# Records supplied start

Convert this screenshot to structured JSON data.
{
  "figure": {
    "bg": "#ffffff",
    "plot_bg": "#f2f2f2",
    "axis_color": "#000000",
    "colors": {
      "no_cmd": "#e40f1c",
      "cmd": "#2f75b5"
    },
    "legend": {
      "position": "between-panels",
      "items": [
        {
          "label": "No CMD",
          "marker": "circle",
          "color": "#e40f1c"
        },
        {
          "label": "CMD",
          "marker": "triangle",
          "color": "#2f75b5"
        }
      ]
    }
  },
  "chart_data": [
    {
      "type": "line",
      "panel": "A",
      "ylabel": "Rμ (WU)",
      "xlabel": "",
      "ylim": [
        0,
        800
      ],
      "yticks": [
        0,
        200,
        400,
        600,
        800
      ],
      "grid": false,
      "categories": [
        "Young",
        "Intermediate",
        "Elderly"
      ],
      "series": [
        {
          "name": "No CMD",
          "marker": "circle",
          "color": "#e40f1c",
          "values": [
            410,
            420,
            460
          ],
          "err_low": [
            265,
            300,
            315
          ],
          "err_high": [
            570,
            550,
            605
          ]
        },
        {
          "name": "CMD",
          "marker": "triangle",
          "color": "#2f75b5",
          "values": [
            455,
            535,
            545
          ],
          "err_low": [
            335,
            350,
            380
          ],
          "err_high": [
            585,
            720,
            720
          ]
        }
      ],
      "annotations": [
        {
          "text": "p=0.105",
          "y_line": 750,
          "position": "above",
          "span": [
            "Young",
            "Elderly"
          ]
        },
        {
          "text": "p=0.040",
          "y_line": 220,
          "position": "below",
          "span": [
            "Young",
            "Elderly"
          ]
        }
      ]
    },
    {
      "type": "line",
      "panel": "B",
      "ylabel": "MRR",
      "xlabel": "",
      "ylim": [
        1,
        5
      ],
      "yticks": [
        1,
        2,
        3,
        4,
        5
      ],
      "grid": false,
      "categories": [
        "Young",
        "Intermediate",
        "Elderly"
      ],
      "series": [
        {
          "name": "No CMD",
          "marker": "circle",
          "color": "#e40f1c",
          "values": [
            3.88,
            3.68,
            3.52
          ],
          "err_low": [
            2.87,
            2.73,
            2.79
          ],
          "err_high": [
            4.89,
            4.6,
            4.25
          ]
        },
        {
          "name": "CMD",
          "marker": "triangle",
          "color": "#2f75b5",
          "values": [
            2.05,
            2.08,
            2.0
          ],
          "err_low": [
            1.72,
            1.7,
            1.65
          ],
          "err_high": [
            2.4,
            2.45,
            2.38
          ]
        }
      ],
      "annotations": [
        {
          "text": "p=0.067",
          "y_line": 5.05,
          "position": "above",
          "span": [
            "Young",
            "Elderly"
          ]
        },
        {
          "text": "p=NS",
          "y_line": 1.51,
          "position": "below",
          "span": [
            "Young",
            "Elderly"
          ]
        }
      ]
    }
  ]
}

# Records supplied end

● **What is expected**:
All of the entries above need to be reproduced exactly.

● **Complete answer**:
Convert this screenshot to structured JSON data.
{
  "figure": {
    "bg": "#ffffff",
    "plot_bg": "#f2f2f2",
    "axis_color": "#000000",
    "colors": {
      "no_cmd": "#e40f1c",
      "cmd": "#2f75b5"
    },
    "legend": {
      "position": "between-panels",
      "items": [
        {
          "label": "No CMD",
          "marker": "circle",
          "color": "#e40f1c"
        },
        {
          "label": "CMD",
          "marker": "triangle",
          "color": "#2f75b5"
        }
      ]
    }
  },
  "chart_data": [
    {
      "type": "line",
      "panel": "A",
      "ylabel": "Rμ (WU)",
      "xlabel": "",
      "ylim": [
        0,
        800
      ],
      "yticks": [
        0,
        200,
        400,
        600,
        800
      ],
      "grid": false,
      "categories": [
        "Young",
        "Intermediate",
        "Elderly"
      ],
      "series": [
        {
          "name": "No CMD",
          "marker": "circle",
          "color": "#e40f1c",
          "values": [
            410,
            420,
            460
          ],
          "err_low": [
            265,
            300,
            315
          ],
          "err_high": [
            570,
            550,
            605
          ]
        },
        {
          "name": "CMD",
          "marker": "triangle",
          "color": "#2f75b5",
          "values": [
            455,
            535,
            545
          ],
          "err_low": [
            335,
            350,
            380
          ],
          "err_high": [
            585,
            720,
            720
          ]
        }
      ],
      "annotations": [
        {
          "text": "p=0.105",
          "y_line": 750,
          "position": "above",
          "span": [
            "Young",
            "Elderly"
          ]
        },
        {
          "text": "p=0.040",
          "y_line": 220,
          "position": "below",
          "span": [
            "Young",
            "Elderly"
          ]
        }
      ]
    },
    {
      "type": "line",
      "panel": "B",
      "ylabel": "MRR",
      "xlabel": "",
      "ylim": [
        1,
        5
      ],
      "yticks": [
        1,
        2,
        3,
        4,
        5
      ],
      "grid": false,
      "categories": [
        "Young",
        "Intermediate",
        "Elderly"
      ],
      "series": [
        {
          "name": "No CMD",
          "marker": "circle",
          "color": "#e40f1c",
          "values": [
            3.88,
            3.68,
            3.52
          ],
          "err_low": [
            2.87,
            2.73,
            2.79
          ],
          "err_high": [
            4.89,
            4.6,
            4.25
          ]
        },
        {
          "name": "CMD",
          "marker": "triangle",
          "color": "#2f75b5",
          "values": [
            2.05,
            2.08,
            2.0
          ],
          "err_low": [
            1.72,
            1.7,
            1.65
          ],
          "err_high": [
            2.4,
            2.45,
            2.38
          ]
        }
      ],
      "annotations": [
        {
          "text": "p=0.067",
          "y_line": 5.05,
          "position": "above",
          "span": [
            "Young",
            "Elderly"
          ]
        },
        {
          "text": "p=NS",
          "y_line": 1.51,
          "position": "below",
          "span": [
            "Young",
            "Elderly"
          ]
        }
      ]
    }
  ]
}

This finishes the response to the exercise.